WHAT YOU WILL DO
Every line containing the word "uang" needs to be found and copied.

INPUT FOR THIS TASK
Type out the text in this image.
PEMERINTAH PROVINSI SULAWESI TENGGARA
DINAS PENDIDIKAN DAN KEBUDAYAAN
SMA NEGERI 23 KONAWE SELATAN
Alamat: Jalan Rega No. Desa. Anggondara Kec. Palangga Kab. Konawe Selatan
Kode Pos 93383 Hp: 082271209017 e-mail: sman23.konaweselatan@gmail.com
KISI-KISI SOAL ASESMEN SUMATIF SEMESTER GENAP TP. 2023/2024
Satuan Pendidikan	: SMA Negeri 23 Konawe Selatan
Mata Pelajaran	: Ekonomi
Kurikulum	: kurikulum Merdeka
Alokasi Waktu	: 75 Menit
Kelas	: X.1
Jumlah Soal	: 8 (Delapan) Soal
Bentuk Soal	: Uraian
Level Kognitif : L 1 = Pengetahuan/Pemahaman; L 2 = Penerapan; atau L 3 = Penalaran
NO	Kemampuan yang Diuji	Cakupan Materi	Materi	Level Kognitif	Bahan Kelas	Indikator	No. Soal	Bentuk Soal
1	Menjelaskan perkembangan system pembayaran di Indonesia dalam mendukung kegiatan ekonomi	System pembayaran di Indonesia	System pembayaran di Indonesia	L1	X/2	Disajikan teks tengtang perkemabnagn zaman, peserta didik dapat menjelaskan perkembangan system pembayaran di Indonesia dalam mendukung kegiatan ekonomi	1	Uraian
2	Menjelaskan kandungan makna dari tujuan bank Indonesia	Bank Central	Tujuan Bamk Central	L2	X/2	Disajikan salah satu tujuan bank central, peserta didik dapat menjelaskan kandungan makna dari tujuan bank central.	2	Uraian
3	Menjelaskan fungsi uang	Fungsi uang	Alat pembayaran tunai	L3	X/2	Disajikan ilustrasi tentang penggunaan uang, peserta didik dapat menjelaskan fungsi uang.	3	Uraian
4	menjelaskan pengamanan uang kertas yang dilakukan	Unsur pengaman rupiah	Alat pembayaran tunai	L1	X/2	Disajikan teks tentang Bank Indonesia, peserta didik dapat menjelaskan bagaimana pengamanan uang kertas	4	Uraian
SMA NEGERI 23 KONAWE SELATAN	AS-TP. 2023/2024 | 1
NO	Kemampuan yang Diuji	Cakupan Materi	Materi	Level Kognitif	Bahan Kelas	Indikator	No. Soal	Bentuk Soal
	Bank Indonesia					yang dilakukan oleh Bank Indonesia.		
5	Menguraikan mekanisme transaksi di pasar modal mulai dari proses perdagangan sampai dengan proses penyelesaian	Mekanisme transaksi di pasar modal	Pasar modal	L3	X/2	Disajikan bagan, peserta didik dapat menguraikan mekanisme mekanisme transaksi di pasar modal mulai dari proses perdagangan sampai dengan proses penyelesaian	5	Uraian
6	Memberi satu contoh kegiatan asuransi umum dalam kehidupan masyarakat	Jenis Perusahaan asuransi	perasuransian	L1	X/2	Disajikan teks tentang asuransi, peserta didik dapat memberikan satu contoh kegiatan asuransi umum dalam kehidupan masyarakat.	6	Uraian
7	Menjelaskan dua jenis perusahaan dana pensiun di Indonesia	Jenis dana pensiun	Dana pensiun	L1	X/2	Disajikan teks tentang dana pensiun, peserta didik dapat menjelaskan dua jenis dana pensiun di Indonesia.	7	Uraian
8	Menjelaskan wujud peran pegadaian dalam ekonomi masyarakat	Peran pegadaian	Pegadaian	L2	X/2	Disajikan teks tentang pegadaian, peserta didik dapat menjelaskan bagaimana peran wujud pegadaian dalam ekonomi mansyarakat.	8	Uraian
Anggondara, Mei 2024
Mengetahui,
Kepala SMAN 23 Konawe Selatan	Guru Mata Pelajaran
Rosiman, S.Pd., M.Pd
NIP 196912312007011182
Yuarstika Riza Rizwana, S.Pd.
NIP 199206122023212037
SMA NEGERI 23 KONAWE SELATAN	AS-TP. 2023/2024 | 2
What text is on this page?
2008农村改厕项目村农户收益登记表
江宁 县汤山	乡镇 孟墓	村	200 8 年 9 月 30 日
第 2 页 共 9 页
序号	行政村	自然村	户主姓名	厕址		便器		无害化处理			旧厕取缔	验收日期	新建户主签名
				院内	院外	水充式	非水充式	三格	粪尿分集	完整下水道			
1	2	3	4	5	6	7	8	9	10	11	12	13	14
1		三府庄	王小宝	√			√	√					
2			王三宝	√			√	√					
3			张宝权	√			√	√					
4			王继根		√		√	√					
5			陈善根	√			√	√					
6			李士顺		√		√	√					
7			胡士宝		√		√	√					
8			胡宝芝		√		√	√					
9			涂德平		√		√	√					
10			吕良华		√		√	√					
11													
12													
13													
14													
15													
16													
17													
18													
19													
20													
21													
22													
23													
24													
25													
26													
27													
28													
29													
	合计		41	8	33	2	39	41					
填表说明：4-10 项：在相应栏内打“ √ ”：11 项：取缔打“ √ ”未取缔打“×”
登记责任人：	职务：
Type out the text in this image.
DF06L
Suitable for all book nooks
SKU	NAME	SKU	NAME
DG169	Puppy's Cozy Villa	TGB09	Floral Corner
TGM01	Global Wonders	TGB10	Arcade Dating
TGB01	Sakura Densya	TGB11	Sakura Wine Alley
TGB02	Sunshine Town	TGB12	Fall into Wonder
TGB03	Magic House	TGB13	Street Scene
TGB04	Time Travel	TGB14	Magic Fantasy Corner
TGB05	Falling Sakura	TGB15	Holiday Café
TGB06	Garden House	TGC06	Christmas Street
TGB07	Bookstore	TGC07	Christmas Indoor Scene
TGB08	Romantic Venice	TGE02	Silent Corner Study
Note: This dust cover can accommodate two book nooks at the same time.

SOLUTION TO THE EXERCISE
3	Menjelaskan fungsi uang	Fungsi uang	Alat pembayaran tunai	L3	X/2	Disajikan ilustrasi tentang penggunaan uang, peserta didik dapat menjelaskan fungsi uang.	3	Uraian
4	menjelaskan pengamanan uang kertas yang dilakukan	Unsur pengaman rupiah	Alat pembayaran tunai	L1	X/2	Disajikan teks tentang Bank Indonesia, peserta didik dapat menjelaskan bagaimana pengamanan uang kertas	4	Uraian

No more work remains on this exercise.